Repeat the entire listing exactly as written.

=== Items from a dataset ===
────
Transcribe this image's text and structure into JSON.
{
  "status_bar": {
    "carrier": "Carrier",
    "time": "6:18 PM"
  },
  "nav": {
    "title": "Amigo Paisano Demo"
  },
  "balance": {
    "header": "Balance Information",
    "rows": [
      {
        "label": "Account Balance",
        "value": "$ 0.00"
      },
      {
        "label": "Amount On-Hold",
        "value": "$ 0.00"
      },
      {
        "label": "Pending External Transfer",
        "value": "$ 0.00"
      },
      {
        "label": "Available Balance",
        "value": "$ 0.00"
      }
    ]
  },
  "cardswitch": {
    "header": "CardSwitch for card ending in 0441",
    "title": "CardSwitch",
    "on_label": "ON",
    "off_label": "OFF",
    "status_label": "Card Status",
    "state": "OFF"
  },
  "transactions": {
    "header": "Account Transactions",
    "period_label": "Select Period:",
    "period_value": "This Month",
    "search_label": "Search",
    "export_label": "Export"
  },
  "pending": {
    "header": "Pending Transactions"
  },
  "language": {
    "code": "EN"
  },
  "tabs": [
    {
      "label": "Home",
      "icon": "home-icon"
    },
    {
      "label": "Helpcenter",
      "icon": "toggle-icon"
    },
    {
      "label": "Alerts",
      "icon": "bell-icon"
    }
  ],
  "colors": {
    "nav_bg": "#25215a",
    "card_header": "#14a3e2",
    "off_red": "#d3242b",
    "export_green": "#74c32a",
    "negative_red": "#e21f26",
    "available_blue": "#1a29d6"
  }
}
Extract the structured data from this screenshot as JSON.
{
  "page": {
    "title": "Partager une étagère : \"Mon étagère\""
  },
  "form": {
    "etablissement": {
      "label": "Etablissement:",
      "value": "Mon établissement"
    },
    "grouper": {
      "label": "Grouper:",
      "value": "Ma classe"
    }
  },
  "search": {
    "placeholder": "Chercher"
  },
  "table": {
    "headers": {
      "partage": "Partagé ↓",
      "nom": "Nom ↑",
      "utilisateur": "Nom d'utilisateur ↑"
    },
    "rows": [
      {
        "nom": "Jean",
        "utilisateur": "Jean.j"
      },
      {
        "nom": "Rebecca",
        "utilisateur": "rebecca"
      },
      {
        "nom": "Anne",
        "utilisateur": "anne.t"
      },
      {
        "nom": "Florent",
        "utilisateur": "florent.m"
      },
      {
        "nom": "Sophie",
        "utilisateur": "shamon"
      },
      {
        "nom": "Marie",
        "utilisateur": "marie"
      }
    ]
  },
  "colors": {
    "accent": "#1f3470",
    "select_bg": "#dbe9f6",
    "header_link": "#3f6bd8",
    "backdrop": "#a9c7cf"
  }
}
────
=== RESPONSE ===
Transcribe this image's text and structure into JSON.
{
  "status_bar": {
    "carrier": "Carrier",
    "time": "6:18 PM"
  },
  "nav": {
    "title": "Amigo Paisano Demo"
  },
  "balance": {
    "header": "Balance Information",
    "rows": [
      {
        "label": "Account Balance",
        "value": "$ 0.00"
      },
      {
        "label": "Amount On-Hold",
        "value": "$ 0.00"
      },
      {
        "label": "Pending External Transfer",
        "value": "$ 0.00"
      },
      {
        "label": "Available Balance",
        "value": "$ 0.00"
      }
    ]
  },
  "cardswitch": {
    "header": "CardSwitch for card ending in 0441",
    "title": "CardSwitch",
    "on_label": "ON",
    "off_label": "OFF",
    "status_label": "Card Status",
    "state": "OFF"
  },
  "transactions": {
    "header": "Account Transactions",
    "period_label": "Select Period:",
    "period_value": "This Month",
    "search_label": "Search",
    "export_label": "Export"
  },
  "pending": {
    "header": "Pending Transactions"
  },
  "language": {
    "code": "EN"
  },
  "tabs": [
    {
      "label": "Home",
      "icon": "home-icon"
    },
    {
      "label": "Helpcenter",
      "icon": "toggle-icon"
    },
    {
      "label": "Alerts",
      "icon": "bell-icon"
    }
  ],
  "colors": {
    "nav_bg": "#25215a",
    "card_header": "#14a3e2",
    "off_red": "#d3242b",
    "export_green": "#74c32a",
    "negative_red": "#e21f26",
    "available_blue": "#1a29d6"
  }
}
Extract the structured data from this screenshot as JSON.
{
  "page": {
    "title": "Partager une étagère : \"Mon étagère\""
  },
  "form": {
    "etablissement": {
      "label": "Etablissement:",
      "value": "Mon établissement"
    },
    "grouper": {
      "label": "Grouper:",
      "value": "Ma classe"
    }
  },
  "search": {
    "placeholder": "Chercher"
  },
  "table": {
    "headers": {
      "partage": "Partagé ↓",
      "nom": "Nom ↑",
      "utilisateur": "Nom d'utilisateur ↑"
    },
    "rows": [
      {
        "nom": "Jean",
        "utilisateur": "Jean.j"
      },
      {
        "nom": "Rebecca",
        "utilisateur": "rebecca"
      },
      {
        "nom": "Anne",
        "utilisateur": "anne.t"
      },
      {
        "nom": "Florent",
        "utilisateur": "florent.m"
      },
      {
        "nom": "Sophie",
        "utilisateur": "shamon"
      },
      {
        "nom": "Marie",
        "utilisateur": "marie"
      }
    ]
  },
  "colors": {
    "accent": "#1f3470",
    "select_bg": "#dbe9f6",
    "header_link": "#3f6bd8",
    "backdrop": "#a9c7cf"
  }
}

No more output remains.